_Task_: Read the entries below and pull out each line with the string "those".

_Available data_:

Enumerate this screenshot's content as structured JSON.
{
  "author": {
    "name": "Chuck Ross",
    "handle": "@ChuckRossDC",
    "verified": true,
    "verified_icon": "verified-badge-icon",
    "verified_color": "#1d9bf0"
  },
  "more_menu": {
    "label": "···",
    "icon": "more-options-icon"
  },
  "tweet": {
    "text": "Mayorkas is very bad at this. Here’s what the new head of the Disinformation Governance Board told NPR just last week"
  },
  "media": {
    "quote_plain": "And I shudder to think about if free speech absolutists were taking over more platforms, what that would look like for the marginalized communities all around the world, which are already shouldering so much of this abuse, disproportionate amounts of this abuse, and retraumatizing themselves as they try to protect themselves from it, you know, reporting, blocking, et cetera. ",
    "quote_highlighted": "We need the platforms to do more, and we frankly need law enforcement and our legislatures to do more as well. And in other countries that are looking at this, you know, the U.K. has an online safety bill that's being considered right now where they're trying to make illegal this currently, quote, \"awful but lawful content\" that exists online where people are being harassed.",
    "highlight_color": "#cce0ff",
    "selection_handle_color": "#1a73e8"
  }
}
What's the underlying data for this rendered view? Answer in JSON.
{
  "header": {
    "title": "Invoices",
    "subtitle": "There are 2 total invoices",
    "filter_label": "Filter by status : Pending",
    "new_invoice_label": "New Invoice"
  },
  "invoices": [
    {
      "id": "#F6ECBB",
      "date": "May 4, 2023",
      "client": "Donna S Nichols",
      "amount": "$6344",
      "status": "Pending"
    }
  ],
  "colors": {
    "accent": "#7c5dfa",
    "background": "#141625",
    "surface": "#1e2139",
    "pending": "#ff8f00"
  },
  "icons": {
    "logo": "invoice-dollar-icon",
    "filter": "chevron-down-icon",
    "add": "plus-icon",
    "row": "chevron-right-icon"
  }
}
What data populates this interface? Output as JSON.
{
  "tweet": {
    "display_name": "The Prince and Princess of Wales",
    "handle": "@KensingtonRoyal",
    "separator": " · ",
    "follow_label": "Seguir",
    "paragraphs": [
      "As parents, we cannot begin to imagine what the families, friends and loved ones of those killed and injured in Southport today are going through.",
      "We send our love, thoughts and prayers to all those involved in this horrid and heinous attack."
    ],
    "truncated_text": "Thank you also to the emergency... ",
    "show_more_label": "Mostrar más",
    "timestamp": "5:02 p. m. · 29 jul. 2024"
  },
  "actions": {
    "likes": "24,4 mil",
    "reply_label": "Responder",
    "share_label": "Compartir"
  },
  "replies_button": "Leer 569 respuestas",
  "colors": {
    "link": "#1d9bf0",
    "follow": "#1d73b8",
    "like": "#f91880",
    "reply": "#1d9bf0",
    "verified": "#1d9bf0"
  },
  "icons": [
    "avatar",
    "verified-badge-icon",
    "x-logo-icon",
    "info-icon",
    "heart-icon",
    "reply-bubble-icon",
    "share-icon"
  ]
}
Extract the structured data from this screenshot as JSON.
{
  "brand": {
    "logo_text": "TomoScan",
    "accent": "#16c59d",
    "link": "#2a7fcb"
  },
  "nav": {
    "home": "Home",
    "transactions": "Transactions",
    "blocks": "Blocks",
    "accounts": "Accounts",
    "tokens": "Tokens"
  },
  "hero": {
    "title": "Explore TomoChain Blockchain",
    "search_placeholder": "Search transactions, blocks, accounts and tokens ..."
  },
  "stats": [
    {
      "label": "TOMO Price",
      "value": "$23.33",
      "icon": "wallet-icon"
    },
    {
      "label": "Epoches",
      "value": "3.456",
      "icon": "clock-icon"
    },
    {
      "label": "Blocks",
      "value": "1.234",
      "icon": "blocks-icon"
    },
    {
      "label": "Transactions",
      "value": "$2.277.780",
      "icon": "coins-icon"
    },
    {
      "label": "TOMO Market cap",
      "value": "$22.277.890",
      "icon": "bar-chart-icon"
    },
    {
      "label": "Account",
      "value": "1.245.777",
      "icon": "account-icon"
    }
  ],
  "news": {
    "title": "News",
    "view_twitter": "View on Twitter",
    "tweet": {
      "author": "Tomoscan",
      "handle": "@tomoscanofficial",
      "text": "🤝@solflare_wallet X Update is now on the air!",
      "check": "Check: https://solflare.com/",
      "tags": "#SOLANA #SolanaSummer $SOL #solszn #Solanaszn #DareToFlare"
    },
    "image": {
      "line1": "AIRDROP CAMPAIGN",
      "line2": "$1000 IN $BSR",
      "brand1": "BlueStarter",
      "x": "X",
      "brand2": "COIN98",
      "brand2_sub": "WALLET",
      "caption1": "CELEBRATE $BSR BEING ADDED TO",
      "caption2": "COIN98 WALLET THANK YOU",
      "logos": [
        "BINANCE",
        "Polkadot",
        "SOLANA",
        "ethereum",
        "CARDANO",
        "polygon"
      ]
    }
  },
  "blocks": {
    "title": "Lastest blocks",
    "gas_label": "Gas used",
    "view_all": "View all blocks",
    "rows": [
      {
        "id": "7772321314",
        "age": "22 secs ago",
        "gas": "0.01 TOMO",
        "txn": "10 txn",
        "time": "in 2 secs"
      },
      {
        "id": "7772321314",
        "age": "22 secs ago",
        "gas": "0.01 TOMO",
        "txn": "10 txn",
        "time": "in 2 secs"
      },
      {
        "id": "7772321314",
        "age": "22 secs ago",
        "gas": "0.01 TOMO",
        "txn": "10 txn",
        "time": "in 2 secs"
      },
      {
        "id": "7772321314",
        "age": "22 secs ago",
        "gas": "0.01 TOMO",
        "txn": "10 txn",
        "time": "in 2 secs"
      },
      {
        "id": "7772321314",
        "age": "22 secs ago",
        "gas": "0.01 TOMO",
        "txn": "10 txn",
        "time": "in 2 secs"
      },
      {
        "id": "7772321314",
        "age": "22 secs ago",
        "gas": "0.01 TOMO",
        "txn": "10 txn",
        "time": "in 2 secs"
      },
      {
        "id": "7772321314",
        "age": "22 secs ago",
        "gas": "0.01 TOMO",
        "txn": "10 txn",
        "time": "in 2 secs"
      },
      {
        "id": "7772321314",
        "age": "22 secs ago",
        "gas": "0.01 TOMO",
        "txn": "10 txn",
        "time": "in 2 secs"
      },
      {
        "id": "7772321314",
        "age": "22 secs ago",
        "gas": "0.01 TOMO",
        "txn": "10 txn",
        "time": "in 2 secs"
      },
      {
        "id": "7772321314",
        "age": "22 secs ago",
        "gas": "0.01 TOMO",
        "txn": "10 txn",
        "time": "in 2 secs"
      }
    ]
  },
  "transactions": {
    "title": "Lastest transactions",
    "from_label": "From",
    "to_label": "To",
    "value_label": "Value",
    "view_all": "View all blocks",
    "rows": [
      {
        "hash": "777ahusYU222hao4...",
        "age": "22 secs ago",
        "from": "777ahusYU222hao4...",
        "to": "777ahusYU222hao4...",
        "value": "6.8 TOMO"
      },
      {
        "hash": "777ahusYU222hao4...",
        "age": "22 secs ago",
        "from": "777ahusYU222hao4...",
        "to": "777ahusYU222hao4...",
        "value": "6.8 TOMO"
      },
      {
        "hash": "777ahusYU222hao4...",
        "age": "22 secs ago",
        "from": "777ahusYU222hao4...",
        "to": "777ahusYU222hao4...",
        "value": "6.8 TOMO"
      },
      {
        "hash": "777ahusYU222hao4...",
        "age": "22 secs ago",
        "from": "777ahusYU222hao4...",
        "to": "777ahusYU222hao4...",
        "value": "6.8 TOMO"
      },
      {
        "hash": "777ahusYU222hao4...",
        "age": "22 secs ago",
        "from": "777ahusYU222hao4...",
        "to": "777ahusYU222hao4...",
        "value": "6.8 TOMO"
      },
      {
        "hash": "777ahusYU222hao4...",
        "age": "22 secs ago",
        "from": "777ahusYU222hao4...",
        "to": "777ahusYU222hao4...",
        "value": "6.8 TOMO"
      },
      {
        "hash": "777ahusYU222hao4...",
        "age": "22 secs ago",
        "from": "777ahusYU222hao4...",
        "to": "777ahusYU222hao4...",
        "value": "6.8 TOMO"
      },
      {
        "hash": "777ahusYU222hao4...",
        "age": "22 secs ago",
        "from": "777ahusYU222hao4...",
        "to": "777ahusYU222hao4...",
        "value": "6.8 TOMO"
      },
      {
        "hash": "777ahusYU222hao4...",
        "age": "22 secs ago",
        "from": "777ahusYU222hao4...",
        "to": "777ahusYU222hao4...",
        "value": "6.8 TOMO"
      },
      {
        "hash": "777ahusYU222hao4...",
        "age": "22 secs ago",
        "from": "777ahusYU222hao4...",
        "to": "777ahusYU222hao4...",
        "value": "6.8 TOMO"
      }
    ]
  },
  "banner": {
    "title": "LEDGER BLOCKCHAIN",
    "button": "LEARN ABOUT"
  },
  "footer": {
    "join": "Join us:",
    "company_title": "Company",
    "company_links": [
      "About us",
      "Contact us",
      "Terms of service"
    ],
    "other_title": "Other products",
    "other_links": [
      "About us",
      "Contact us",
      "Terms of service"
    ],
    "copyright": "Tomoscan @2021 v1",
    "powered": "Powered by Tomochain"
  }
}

_The result_:
      "As parents, we cannot begin to imagine what the families, friends and loved ones of those killed and injured in Southport today are going through.",
      "We send our love, thoughts and prayers to all those involved in this horrid and heinous attack."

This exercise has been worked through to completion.